- _Requirement_
What follows is a block of records; restate each one word for word.

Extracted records
************
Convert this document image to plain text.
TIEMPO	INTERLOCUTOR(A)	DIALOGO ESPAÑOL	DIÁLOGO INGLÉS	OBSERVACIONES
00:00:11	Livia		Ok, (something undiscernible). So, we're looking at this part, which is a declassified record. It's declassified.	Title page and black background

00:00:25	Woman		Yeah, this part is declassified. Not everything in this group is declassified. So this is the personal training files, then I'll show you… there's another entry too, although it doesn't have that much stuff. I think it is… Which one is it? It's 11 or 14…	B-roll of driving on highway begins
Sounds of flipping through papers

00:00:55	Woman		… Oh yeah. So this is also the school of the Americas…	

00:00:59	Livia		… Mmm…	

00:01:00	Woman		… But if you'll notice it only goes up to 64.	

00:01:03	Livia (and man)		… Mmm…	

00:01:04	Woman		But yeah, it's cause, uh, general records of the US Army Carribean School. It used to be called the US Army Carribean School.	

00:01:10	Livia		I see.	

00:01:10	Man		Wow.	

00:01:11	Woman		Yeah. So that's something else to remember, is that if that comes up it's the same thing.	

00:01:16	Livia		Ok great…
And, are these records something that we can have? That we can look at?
************
- _Task output_
Convert this document image to plain text.
TIEMPO	INTERLOCUTOR(A)	DIALOGO ESPAÑOL	DIÁLOGO INGLÉS	OBSERVACIONES
00:00:11	Livia		Ok, (something undiscernible). So, we're looking at this part, which is a declassified record. It's declassified.	Title page and black background

00:00:25	Woman		Yeah, this part is declassified. Not everything in this group is declassified. So this is the personal training files, then I'll show you… there's another entry too, although it doesn't have that much stuff. I think it is… Which one is it? It's 11 or 14…	B-roll of driving on highway begins
Sounds of flipping through papers

00:00:55	Woman		… Oh yeah. So this is also the school of the Americas…	

00:00:59	Livia		… Mmm…	

00:01:00	Woman		… But if you'll notice it only goes up to 64.	

00:01:03	Livia (and man)		… Mmm…	

00:01:04	Woman		But yeah, it's cause, uh, general records of the US Army Carribean School. It used to be called the US Army Carribean School.	

00:01:10	Livia		I see.	

00:01:10	Man		Wow.	

00:01:11	Woman		Yeah. So that's something else to remember, is that if that comes up it's the same thing.	

00:01:16	Livia		Ok great…
And, are these records something that we can have? That we can look at?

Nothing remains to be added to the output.